# WHAT THIS TASK INVOLVES
Return the entries verbatim and drop every picture.
[Start]
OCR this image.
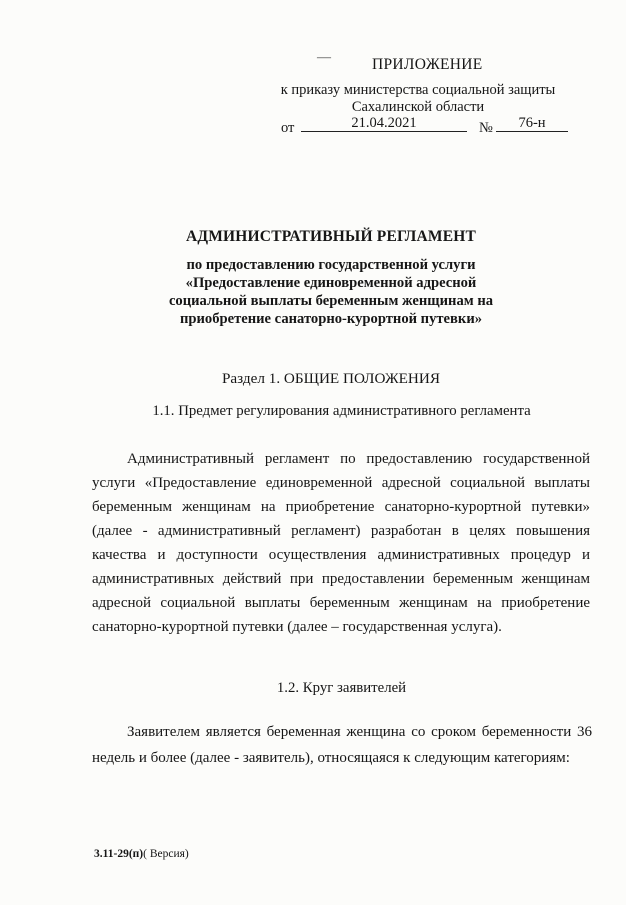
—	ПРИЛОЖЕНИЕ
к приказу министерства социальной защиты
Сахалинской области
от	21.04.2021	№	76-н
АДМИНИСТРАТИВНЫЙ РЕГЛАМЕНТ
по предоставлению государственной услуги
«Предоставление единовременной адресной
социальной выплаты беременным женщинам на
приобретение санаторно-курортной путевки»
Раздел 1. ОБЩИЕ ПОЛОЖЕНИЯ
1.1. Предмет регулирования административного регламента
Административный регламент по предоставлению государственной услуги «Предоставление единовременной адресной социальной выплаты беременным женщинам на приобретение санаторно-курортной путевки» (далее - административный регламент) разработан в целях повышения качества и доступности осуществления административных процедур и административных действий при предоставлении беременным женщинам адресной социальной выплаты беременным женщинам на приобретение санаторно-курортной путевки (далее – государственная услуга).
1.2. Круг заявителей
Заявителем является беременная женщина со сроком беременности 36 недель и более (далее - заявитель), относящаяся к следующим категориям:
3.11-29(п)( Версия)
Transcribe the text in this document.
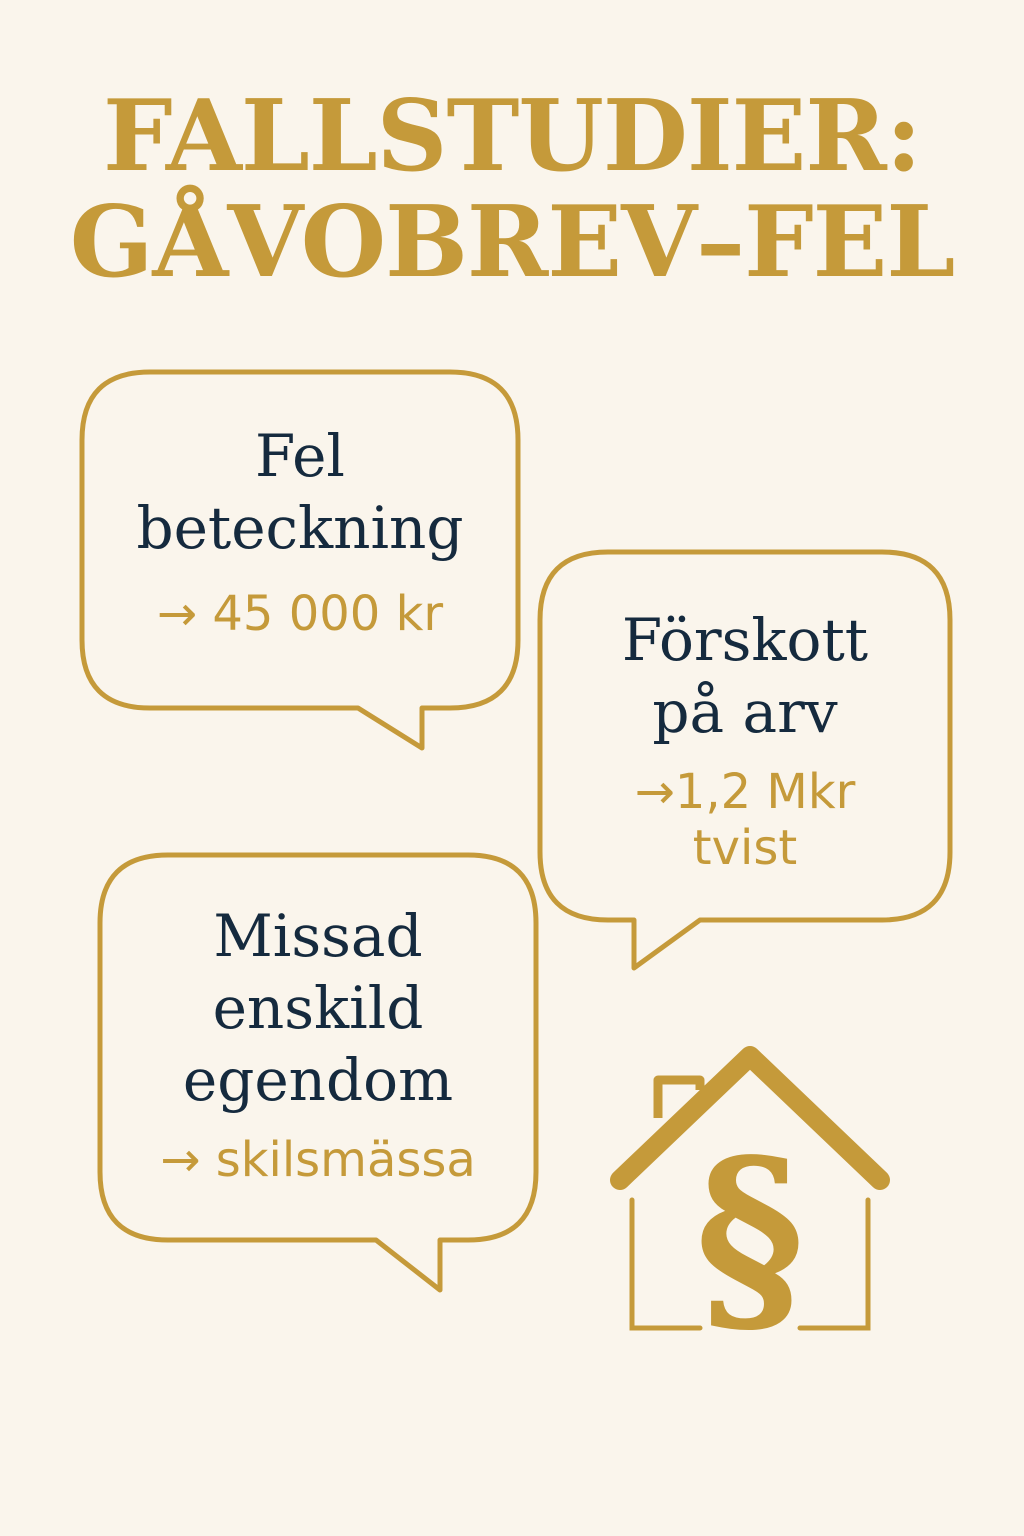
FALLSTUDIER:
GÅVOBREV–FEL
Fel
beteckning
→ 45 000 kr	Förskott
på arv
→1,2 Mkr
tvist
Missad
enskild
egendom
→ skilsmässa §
[End]
# FULL RESPONSE
OCR this image.
—	ПРИЛОЖЕНИЕ
к приказу министерства социальной защиты
Сахалинской области
от	21.04.2021	№	76-н
АДМИНИСТРАТИВНЫЙ РЕГЛАМЕНТ
по предоставлению государственной услуги
«Предоставление единовременной адресной
социальной выплаты беременным женщинам на
приобретение санаторно-курортной путевки»
Раздел 1. ОБЩИЕ ПОЛОЖЕНИЯ
1.1. Предмет регулирования административного регламента
Административный регламент по предоставлению государственной услуги «Предоставление единовременной адресной социальной выплаты беременным женщинам на приобретение санаторно-курортной путевки» (далее - административный регламент) разработан в целях повышения качества и доступности осуществления административных процедур и административных действий при предоставлении беременным женщинам адресной социальной выплаты беременным женщинам на приобретение санаторно-курортной путевки (далее – государственная услуга).
1.2. Круг заявителей
Заявителем является беременная женщина со сроком беременности 36 недель и более (далее - заявитель), относящаяся к следующим категориям:
3.11-29(п)( Версия)
Transcribe the text in this document.
FALLSTUDIER:
GÅVOBREV–FEL
Fel
beteckning
→ 45 000 kr	Förskott
på arv
→1,2 Mkr
tvist
Missad
enskild
egendom
→ skilsmässa §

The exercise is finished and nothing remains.